| EXERCISE GOAL |
Below are records to repeat exactly. Omit the pictures from the copy.

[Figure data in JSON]
▽

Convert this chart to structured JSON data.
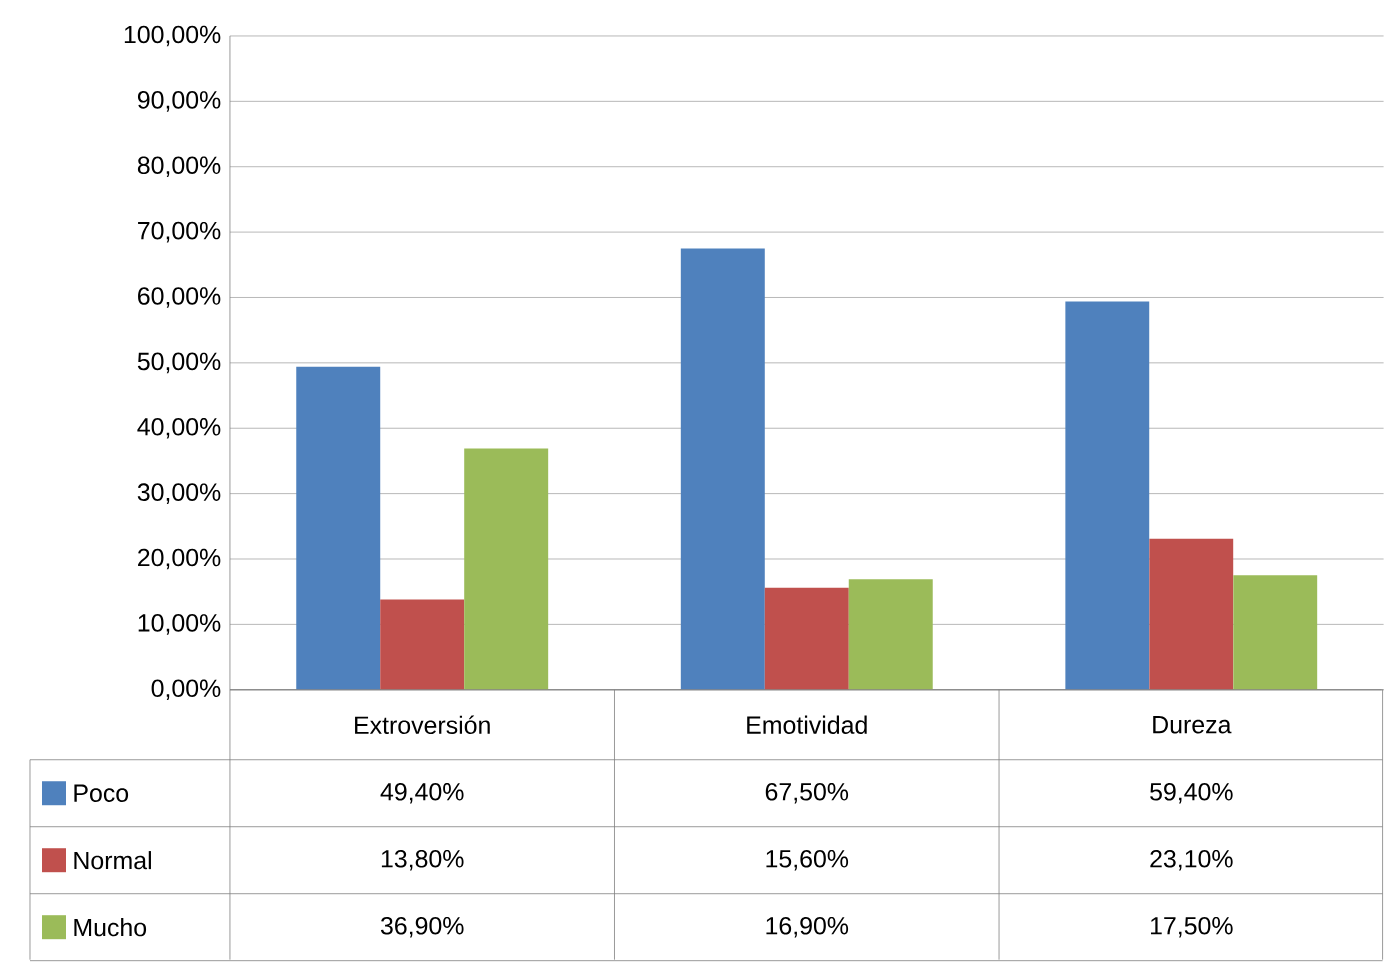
{
  "chart_data": {
    "type": "bar",
    "categories": [
      "Extroversión",
      "Emotividad",
      "Dureza"
    ],
    "series": [
      {
        "name": "Poco",
        "color": "#4f81bd",
        "values": [
          49.4,
          67.5,
          59.4
        ],
        "value_labels": [
          "49,40%",
          "67,50%",
          "59,40%"
        ]
      },
      {
        "name": "Normal",
        "color": "#c0504d",
        "values": [
          13.8,
          15.6,
          23.1
        ],
        "value_labels": [
          "13,80%",
          "15,60%",
          "23,10%"
        ]
      },
      {
        "name": "Mucho",
        "color": "#9bbb59",
        "values": [
          36.9,
          16.9,
          17.5
        ],
        "value_labels": [
          "36,90%",
          "16,90%",
          "17,50%"
        ]
      }
    ],
    "ylim": [
      0,
      100
    ],
    "yticks": [
      {
        "value": 0,
        "label": "0,00%"
      },
      {
        "value": 10,
        "label": "10,00%"
      },
      {
        "value": 20,
        "label": "20,00%"
      },
      {
        "value": 30,
        "label": "30,00%"
      },
      {
        "value": 40,
        "label": "40,00%"
      },
      {
        "value": 50,
        "label": "50,00%"
      },
      {
        "value": 60,
        "label": "60,00%"
      },
      {
        "value": 70,
        "label": "70,00%"
      },
      {
        "value": 80,
        "label": "80,00%"
      },
      {
        "value": 90,
        "label": "90,00%"
      },
      {
        "value": 100,
        "label": "100,00%"
      }
    ],
    "grid": "y",
    "legend": "bottom left"
  }
}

△

| ANSWER TO THIS PROBLEM |
Convert this chart to structured JSON data.
{
  "chart_data": {
    "type": "bar",
    "categories": [
      "Extroversión",
      "Emotividad",
      "Dureza"
    ],
    "series": [
      {
        "name": "Poco",
        "color": "#4f81bd",
        "values": [
          49.4,
          67.5,
          59.4
        ],
        "value_labels": [
          "49,40%",
          "67,50%",
          "59,40%"
        ]
      },
      {
        "name": "Normal",
        "color": "#c0504d",
        "values": [
          13.8,
          15.6,
          23.1
        ],
        "value_labels": [
          "13,80%",
          "15,60%",
          "23,10%"
        ]
      },
      {
        "name": "Mucho",
        "color": "#9bbb59",
        "values": [
          36.9,
          16.9,
          17.5
        ],
        "value_labels": [
          "36,90%",
          "16,90%",
          "17,50%"
        ]
      }
    ],
    "ylim": [
      0,
      100
    ],
    "yticks": [
      {
        "value": 0,
        "label": "0,00%"
      },
      {
        "value": 10,
        "label": "10,00%"
      },
      {
        "value": 20,
        "label": "20,00%"
      },
      {
        "value": 30,
        "label": "30,00%"
      },
      {
        "value": 40,
        "label": "40,00%"
      },
      {
        "value": 50,
        "label": "50,00%"
      },
      {
        "value": 60,
        "label": "60,00%"
      },
      {
        "value": 70,
        "label": "70,00%"
      },
      {
        "value": 80,
        "label": "80,00%"
      },
      {
        "value": 90,
        "label": "90,00%"
      },
      {
        "value": 100,
        "label": "100,00%"
      }
    ],
    "grid": "y",
    "legend": "bottom left"
  }
}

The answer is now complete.